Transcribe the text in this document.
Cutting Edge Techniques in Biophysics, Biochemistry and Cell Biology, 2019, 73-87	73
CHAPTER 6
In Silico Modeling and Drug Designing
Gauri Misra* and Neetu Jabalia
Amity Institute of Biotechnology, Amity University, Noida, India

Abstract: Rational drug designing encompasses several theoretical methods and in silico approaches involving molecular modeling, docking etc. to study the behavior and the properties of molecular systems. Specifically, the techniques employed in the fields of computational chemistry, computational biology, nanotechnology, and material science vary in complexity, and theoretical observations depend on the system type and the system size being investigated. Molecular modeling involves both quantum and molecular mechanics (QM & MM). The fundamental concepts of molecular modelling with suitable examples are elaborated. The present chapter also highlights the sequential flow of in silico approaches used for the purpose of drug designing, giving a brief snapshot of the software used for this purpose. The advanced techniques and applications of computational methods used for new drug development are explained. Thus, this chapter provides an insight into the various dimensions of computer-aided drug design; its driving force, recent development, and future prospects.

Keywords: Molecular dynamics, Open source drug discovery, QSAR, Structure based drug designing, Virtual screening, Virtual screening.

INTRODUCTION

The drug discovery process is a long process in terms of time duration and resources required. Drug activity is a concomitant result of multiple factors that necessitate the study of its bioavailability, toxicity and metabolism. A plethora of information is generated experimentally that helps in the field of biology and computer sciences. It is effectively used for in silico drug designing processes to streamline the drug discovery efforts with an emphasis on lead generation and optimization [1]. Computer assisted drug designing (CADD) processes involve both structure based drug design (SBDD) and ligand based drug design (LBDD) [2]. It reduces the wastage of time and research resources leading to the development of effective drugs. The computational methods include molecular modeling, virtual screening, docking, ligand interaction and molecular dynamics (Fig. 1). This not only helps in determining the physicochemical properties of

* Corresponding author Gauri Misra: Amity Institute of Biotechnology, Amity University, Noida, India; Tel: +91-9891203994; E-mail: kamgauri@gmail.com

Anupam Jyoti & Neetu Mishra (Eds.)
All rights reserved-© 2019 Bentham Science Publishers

● Challenge: Tell how many lines hold the string "Misra", giving the number and nothing else.

● Result of this task: 2